Stated goal: Reproduce each line exactly.

Data listing:
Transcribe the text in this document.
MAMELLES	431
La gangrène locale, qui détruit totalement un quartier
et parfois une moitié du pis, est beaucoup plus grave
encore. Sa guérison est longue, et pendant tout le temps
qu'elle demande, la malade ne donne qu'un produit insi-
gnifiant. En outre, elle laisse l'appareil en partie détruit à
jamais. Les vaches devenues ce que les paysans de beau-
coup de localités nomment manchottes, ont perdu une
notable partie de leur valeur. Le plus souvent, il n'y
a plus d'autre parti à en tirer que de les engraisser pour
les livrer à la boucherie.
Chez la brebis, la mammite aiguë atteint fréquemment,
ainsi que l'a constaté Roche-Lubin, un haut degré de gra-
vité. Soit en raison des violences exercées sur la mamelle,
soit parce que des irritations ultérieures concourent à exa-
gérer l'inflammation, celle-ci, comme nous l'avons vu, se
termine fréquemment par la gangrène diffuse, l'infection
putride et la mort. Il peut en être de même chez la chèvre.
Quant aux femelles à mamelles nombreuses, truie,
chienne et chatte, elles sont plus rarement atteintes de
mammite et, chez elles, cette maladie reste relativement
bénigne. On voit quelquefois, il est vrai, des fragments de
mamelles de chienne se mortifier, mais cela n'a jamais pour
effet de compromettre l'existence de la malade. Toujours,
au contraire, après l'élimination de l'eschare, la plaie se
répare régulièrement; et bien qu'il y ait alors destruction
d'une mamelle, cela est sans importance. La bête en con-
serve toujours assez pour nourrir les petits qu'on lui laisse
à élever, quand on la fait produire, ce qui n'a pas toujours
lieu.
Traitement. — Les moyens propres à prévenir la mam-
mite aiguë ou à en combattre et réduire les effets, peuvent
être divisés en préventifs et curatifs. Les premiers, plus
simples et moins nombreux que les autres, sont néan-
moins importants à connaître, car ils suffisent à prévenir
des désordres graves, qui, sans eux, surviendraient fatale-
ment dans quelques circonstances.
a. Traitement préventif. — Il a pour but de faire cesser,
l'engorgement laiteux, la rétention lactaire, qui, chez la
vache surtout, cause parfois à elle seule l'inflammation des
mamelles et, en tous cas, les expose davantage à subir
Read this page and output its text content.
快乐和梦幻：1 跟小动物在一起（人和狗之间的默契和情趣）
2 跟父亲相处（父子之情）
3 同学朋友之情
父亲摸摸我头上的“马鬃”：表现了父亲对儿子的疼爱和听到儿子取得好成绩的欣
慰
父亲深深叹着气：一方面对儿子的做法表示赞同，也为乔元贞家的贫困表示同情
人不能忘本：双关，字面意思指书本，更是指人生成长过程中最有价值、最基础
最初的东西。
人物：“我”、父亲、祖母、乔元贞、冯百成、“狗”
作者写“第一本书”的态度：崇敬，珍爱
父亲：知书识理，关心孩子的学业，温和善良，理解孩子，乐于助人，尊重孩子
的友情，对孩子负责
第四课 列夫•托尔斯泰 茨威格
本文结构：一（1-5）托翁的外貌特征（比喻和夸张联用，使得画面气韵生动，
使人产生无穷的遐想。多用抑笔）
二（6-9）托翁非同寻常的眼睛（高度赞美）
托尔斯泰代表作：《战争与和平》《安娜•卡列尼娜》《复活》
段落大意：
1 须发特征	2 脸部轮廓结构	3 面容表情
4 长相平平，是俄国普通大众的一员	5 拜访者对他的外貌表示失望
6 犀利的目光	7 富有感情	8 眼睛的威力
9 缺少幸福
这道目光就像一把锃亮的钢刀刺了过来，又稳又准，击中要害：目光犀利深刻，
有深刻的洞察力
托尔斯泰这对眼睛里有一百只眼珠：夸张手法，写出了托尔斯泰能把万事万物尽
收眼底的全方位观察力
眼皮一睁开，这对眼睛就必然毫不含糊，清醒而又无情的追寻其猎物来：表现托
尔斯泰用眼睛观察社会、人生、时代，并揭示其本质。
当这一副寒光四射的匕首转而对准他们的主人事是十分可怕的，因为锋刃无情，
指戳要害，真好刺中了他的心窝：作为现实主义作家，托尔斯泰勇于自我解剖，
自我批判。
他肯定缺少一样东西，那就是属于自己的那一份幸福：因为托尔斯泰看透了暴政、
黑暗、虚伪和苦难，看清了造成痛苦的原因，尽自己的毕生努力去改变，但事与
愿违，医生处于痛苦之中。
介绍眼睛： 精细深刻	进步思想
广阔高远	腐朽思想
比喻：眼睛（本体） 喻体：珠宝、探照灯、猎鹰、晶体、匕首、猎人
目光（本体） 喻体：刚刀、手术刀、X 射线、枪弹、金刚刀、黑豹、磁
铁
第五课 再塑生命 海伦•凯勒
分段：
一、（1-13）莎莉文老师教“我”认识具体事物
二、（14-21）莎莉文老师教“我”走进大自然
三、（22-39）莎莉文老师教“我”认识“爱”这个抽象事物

Task answer:
Transcribe the text in this document.
MAMELLES	431
La gangrène locale, qui détruit totalement un quartier
et parfois une moitié du pis, est beaucoup plus grave
encore. Sa guérison est longue, et pendant tout le temps
qu'elle demande, la malade ne donne qu'un produit insi-
gnifiant. En outre, elle laisse l'appareil en partie détruit à
jamais. Les vaches devenues ce que les paysans de beau-
coup de localités nomment manchottes, ont perdu une
notable partie de leur valeur. Le plus souvent, il n'y
a plus d'autre parti à en tirer que de les engraisser pour
les livrer à la boucherie.
Chez la brebis, la mammite aiguë atteint fréquemment,
ainsi que l'a constaté Roche-Lubin, un haut degré de gra-
vité. Soit en raison des violences exercées sur la mamelle,
soit parce que des irritations ultérieures concourent à exa-
gérer l'inflammation, celle-ci, comme nous l'avons vu, se
termine fréquemment par la gangrène diffuse, l'infection
putride et la mort. Il peut en être de même chez la chèvre.
Quant aux femelles à mamelles nombreuses, truie,
chienne et chatte, elles sont plus rarement atteintes de
mammite et, chez elles, cette maladie reste relativement
bénigne. On voit quelquefois, il est vrai, des fragments de
mamelles de chienne se mortifier, mais cela n'a jamais pour
effet de compromettre l'existence de la malade. Toujours,
au contraire, après l'élimination de l'eschare, la plaie se
répare régulièrement; et bien qu'il y ait alors destruction
d'une mamelle, cela est sans importance. La bête en con-
serve toujours assez pour nourrir les petits qu'on lui laisse
à élever, quand on la fait produire, ce qui n'a pas toujours
lieu.
Traitement. — Les moyens propres à prévenir la mam-
mite aiguë ou à en combattre et réduire les effets, peuvent
être divisés en préventifs et curatifs. Les premiers, plus
simples et moins nombreux que les autres, sont néan-
moins importants à connaître, car ils suffisent à prévenir
des désordres graves, qui, sans eux, surviendraient fatale-
ment dans quelques circonstances.
a. Traitement préventif. — Il a pour but de faire cesser,
l'engorgement laiteux, la rétention lactaire, qui, chez la
vache surtout, cause parfois à elle seule l'inflammation des
mamelles et, en tous cas, les expose davantage à subir
Read this page and output its text content.
快乐和梦幻：1 跟小动物在一起（人和狗之间的默契和情趣）
2 跟父亲相处（父子之情）
3 同学朋友之情
父亲摸摸我头上的“马鬃”：表现了父亲对儿子的疼爱和听到儿子取得好成绩的欣
慰
父亲深深叹着气：一方面对儿子的做法表示赞同，也为乔元贞家的贫困表示同情
人不能忘本：双关，字面意思指书本，更是指人生成长过程中最有价值、最基础
最初的东西。
人物：“我”、父亲、祖母、乔元贞、冯百成、“狗”
作者写“第一本书”的态度：崇敬，珍爱
父亲：知书识理，关心孩子的学业，温和善良，理解孩子，乐于助人，尊重孩子
的友情，对孩子负责
第四课 列夫•托尔斯泰 茨威格
本文结构：一（1-5）托翁的外貌特征（比喻和夸张联用，使得画面气韵生动，
使人产生无穷的遐想。多用抑笔）
二（6-9）托翁非同寻常的眼睛（高度赞美）
托尔斯泰代表作：《战争与和平》《安娜•卡列尼娜》《复活》
段落大意：
1 须发特征	2 脸部轮廓结构	3 面容表情
4 长相平平，是俄国普通大众的一员	5 拜访者对他的外貌表示失望
6 犀利的目光	7 富有感情	8 眼睛的威力
9 缺少幸福
这道目光就像一把锃亮的钢刀刺了过来，又稳又准，击中要害：目光犀利深刻，
有深刻的洞察力
托尔斯泰这对眼睛里有一百只眼珠：夸张手法，写出了托尔斯泰能把万事万物尽
收眼底的全方位观察力
眼皮一睁开，这对眼睛就必然毫不含糊，清醒而又无情的追寻其猎物来：表现托
尔斯泰用眼睛观察社会、人生、时代，并揭示其本质。
当这一副寒光四射的匕首转而对准他们的主人事是十分可怕的，因为锋刃无情，
指戳要害，真好刺中了他的心窝：作为现实主义作家，托尔斯泰勇于自我解剖，
自我批判。
他肯定缺少一样东西，那就是属于自己的那一份幸福：因为托尔斯泰看透了暴政、
黑暗、虚伪和苦难，看清了造成痛苦的原因，尽自己的毕生努力去改变，但事与
愿违，医生处于痛苦之中。
介绍眼睛： 精细深刻	进步思想
广阔高远	腐朽思想
比喻：眼睛（本体） 喻体：珠宝、探照灯、猎鹰、晶体、匕首、猎人
目光（本体） 喻体：刚刀、手术刀、X 射线、枪弹、金刚刀、黑豹、磁
铁
第五课 再塑生命 海伦•凯勒
分段：
一、（1-13）莎莉文老师教“我”认识具体事物
二、（14-21）莎莉文老师教“我”走进大自然
三、（22-39）莎莉文老师教“我”认识“爱”这个抽象事物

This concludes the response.